DESCRIPTION OF THE TASK: Copy the records below exactly, omitting any pictures they contain.

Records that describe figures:
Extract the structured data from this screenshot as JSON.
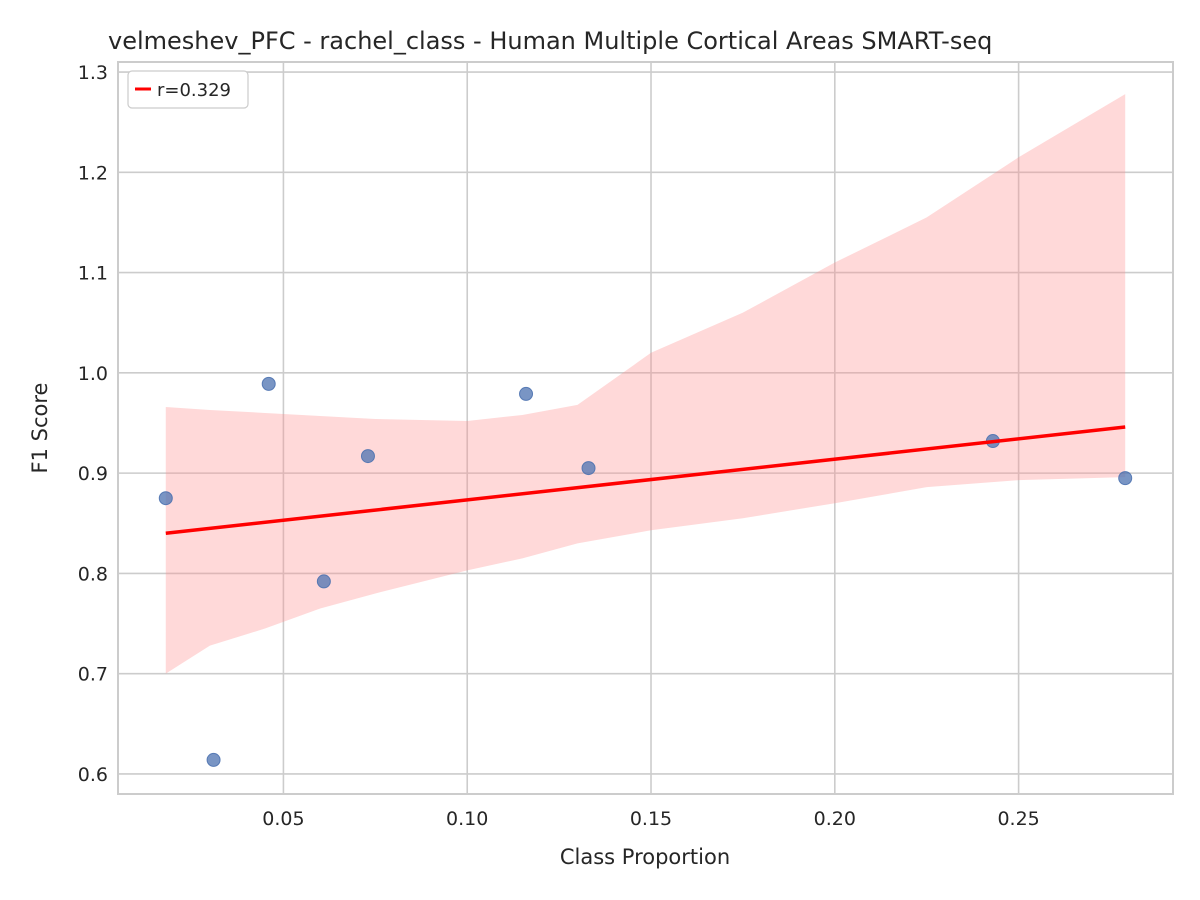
{
  "chart_data": {
    "type": "scatter",
    "title": "velmeshev_PFC - rachel_class - Human Multiple Cortical Areas SMART-seq",
    "xlabel": "Class Proportion",
    "ylabel": "F1 Score",
    "xlim": [
      0.005,
      0.292
    ],
    "ylim": [
      0.58,
      1.31
    ],
    "x_ticks": [
      0.05,
      0.1,
      0.15,
      0.2,
      0.25
    ],
    "x_tick_labels": [
      "0.05",
      "0.10",
      "0.15",
      "0.20",
      "0.25"
    ],
    "y_ticks": [
      0.6,
      0.7,
      0.8,
      0.9,
      1.0,
      1.1,
      1.2,
      1.3
    ],
    "y_tick_labels": [
      "0.6",
      "0.7",
      "0.8",
      "0.9",
      "1.0",
      "1.1",
      "1.2",
      "1.3"
    ],
    "grid": true,
    "legend": {
      "position": "top-left",
      "entries": [
        "r=0.329"
      ]
    },
    "points": [
      {
        "x": 0.018,
        "y": 0.875
      },
      {
        "x": 0.031,
        "y": 0.614
      },
      {
        "x": 0.046,
        "y": 0.989
      },
      {
        "x": 0.061,
        "y": 0.792
      },
      {
        "x": 0.073,
        "y": 0.917
      },
      {
        "x": 0.116,
        "y": 0.979
      },
      {
        "x": 0.133,
        "y": 0.905
      },
      {
        "x": 0.243,
        "y": 0.932
      },
      {
        "x": 0.279,
        "y": 0.895
      }
    ],
    "regression": {
      "label": "r=0.329",
      "start": {
        "x": 0.018,
        "y": 0.84
      },
      "end": {
        "x": 0.279,
        "y": 0.946
      }
    },
    "confidence_band": {
      "x": [
        0.018,
        0.03,
        0.045,
        0.06,
        0.075,
        0.1,
        0.115,
        0.13,
        0.15,
        0.175,
        0.2,
        0.225,
        0.25,
        0.279
      ],
      "upper": [
        0.966,
        0.963,
        0.96,
        0.957,
        0.954,
        0.952,
        0.958,
        0.968,
        1.02,
        1.06,
        1.11,
        1.155,
        1.215,
        1.278
      ],
      "lower": [
        0.7,
        0.728,
        0.745,
        0.765,
        0.78,
        0.803,
        0.815,
        0.83,
        0.843,
        0.855,
        0.87,
        0.886,
        0.893,
        0.896
      ]
    },
    "colors": {
      "points": "#4c72b0",
      "regression": "#ff0000",
      "band": "#ff8c8c",
      "grid": "#cccccc",
      "spine": "#cccccc"
    }
  }
}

FULL RESPONSE:
Extract the structured data from this screenshot as JSON.
{
  "chart_data": {
    "type": "scatter",
    "title": "velmeshev_PFC - rachel_class - Human Multiple Cortical Areas SMART-seq",
    "xlabel": "Class Proportion",
    "ylabel": "F1 Score",
    "xlim": [
      0.005,
      0.292
    ],
    "ylim": [
      0.58,
      1.31
    ],
    "x_ticks": [
      0.05,
      0.1,
      0.15,
      0.2,
      0.25
    ],
    "x_tick_labels": [
      "0.05",
      "0.10",
      "0.15",
      "0.20",
      "0.25"
    ],
    "y_ticks": [
      0.6,
      0.7,
      0.8,
      0.9,
      1.0,
      1.1,
      1.2,
      1.3
    ],
    "y_tick_labels": [
      "0.6",
      "0.7",
      "0.8",
      "0.9",
      "1.0",
      "1.1",
      "1.2",
      "1.3"
    ],
    "grid": true,
    "legend": {
      "position": "top-left",
      "entries": [
        "r=0.329"
      ]
    },
    "points": [
      {
        "x": 0.018,
        "y": 0.875
      },
      {
        "x": 0.031,
        "y": 0.614
      },
      {
        "x": 0.046,
        "y": 0.989
      },
      {
        "x": 0.061,
        "y": 0.792
      },
      {
        "x": 0.073,
        "y": 0.917
      },
      {
        "x": 0.116,
        "y": 0.979
      },
      {
        "x": 0.133,
        "y": 0.905
      },
      {
        "x": 0.243,
        "y": 0.932
      },
      {
        "x": 0.279,
        "y": 0.895
      }
    ],
    "regression": {
      "label": "r=0.329",
      "start": {
        "x": 0.018,
        "y": 0.84
      },
      "end": {
        "x": 0.279,
        "y": 0.946
      }
    },
    "confidence_band": {
      "x": [
        0.018,
        0.03,
        0.045,
        0.06,
        0.075,
        0.1,
        0.115,
        0.13,
        0.15,
        0.175,
        0.2,
        0.225,
        0.25,
        0.279
      ],
      "upper": [
        0.966,
        0.963,
        0.96,
        0.957,
        0.954,
        0.952,
        0.958,
        0.968,
        1.02,
        1.06,
        1.11,
        1.155,
        1.215,
        1.278
      ],
      "lower": [
        0.7,
        0.728,
        0.745,
        0.765,
        0.78,
        0.803,
        0.815,
        0.83,
        0.843,
        0.855,
        0.87,
        0.886,
        0.893,
        0.896
      ]
    },
    "colors": {
      "points": "#4c72b0",
      "regression": "#ff0000",
      "band": "#ff8c8c",
      "grid": "#cccccc",
      "spine": "#cccccc"
    }
  }
}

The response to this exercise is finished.